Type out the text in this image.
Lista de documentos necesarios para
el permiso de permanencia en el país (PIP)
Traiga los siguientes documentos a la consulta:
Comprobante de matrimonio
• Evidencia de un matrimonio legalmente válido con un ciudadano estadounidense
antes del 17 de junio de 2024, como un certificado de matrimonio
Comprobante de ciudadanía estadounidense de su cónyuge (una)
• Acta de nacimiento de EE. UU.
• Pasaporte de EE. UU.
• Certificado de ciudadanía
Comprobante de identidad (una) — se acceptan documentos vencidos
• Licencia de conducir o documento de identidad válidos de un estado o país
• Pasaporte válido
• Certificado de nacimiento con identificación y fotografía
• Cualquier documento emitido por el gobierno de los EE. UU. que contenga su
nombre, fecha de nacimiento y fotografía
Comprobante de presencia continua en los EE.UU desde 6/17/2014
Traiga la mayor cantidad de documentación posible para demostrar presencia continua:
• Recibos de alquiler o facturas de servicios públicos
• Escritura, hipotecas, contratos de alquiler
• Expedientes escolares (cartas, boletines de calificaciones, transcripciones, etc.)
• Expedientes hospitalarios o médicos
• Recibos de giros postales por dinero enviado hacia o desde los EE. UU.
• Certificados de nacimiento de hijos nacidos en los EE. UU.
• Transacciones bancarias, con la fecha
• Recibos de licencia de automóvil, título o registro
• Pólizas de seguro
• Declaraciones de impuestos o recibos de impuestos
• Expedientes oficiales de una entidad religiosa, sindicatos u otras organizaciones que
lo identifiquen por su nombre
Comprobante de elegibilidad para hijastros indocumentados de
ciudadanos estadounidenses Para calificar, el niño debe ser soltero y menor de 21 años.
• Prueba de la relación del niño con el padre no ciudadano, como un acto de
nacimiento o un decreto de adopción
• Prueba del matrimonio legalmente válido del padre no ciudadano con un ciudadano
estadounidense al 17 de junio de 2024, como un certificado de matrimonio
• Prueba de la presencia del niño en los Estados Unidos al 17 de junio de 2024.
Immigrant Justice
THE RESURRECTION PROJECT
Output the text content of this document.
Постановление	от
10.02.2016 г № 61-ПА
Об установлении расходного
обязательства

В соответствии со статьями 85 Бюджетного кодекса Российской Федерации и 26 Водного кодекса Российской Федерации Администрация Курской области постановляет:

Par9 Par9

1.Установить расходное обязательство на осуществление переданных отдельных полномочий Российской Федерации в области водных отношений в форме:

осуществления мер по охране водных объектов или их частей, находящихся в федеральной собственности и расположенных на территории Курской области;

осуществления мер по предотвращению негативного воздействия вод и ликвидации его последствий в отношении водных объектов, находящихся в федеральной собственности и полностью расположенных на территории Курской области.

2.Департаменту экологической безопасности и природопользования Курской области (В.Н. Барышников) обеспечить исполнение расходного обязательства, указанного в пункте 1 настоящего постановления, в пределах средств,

+---+

_EXERCISE BRIEF_
All of the data must be returned exactly.

_THE REPLY_
Type out the text in this image.
Lista de documentos necesarios para
el permiso de permanencia en el país (PIP)
Traiga los siguientes documentos a la consulta:
Comprobante de matrimonio
• Evidencia de un matrimonio legalmente válido con un ciudadano estadounidense
antes del 17 de junio de 2024, como un certificado de matrimonio
Comprobante de ciudadanía estadounidense de su cónyuge (una)
• Acta de nacimiento de EE. UU.
• Pasaporte de EE. UU.
• Certificado de ciudadanía
Comprobante de identidad (una) — se acceptan documentos vencidos
• Licencia de conducir o documento de identidad válidos de un estado o país
• Pasaporte válido
• Certificado de nacimiento con identificación y fotografía
• Cualquier documento emitido por el gobierno de los EE. UU. que contenga su
nombre, fecha de nacimiento y fotografía
Comprobante de presencia continua en los EE.UU desde 6/17/2014
Traiga la mayor cantidad de documentación posible para demostrar presencia continua:
• Recibos de alquiler o facturas de servicios públicos
• Escritura, hipotecas, contratos de alquiler
• Expedientes escolares (cartas, boletines de calificaciones, transcripciones, etc.)
• Expedientes hospitalarios o médicos
• Recibos de giros postales por dinero enviado hacia o desde los EE. UU.
• Certificados de nacimiento de hijos nacidos en los EE. UU.
• Transacciones bancarias, con la fecha
• Recibos de licencia de automóvil, título o registro
• Pólizas de seguro
• Declaraciones de impuestos o recibos de impuestos
• Expedientes oficiales de una entidad religiosa, sindicatos u otras organizaciones que
lo identifiquen por su nombre
Comprobante de elegibilidad para hijastros indocumentados de
ciudadanos estadounidenses Para calificar, el niño debe ser soltero y menor de 21 años.
• Prueba de la relación del niño con el padre no ciudadano, como un acto de
nacimiento o un decreto de adopción
• Prueba del matrimonio legalmente válido del padre no ciudadano con un ciudadano
estadounidense al 17 de junio de 2024, como un certificado de matrimonio
• Prueba de la presencia del niño en los Estados Unidos al 17 de junio de 2024.
Immigrant Justice
THE RESURRECTION PROJECT
Output the text content of this document.
Постановление	от
10.02.2016 г № 61-ПА
Об установлении расходного
обязательства

В соответствии со статьями 85 Бюджетного кодекса Российской Федерации и 26 Водного кодекса Российской Федерации Администрация Курской области постановляет:

Par9 Par9

1.Установить расходное обязательство на осуществление переданных отдельных полномочий Российской Федерации в области водных отношений в форме:

осуществления мер по охране водных объектов или их частей, находящихся в федеральной собственности и расположенных на территории Курской области;

осуществления мер по предотвращению негативного воздействия вод и ликвидации его последствий в отношении водных объектов, находящихся в федеральной собственности и полностью расположенных на территории Курской области.

2.Департаменту экологической безопасности и природопользования Курской области (В.Н. Барышников) обеспечить исполнение расходного обязательства, указанного в пункте 1 настоящего постановления, в пределах средств,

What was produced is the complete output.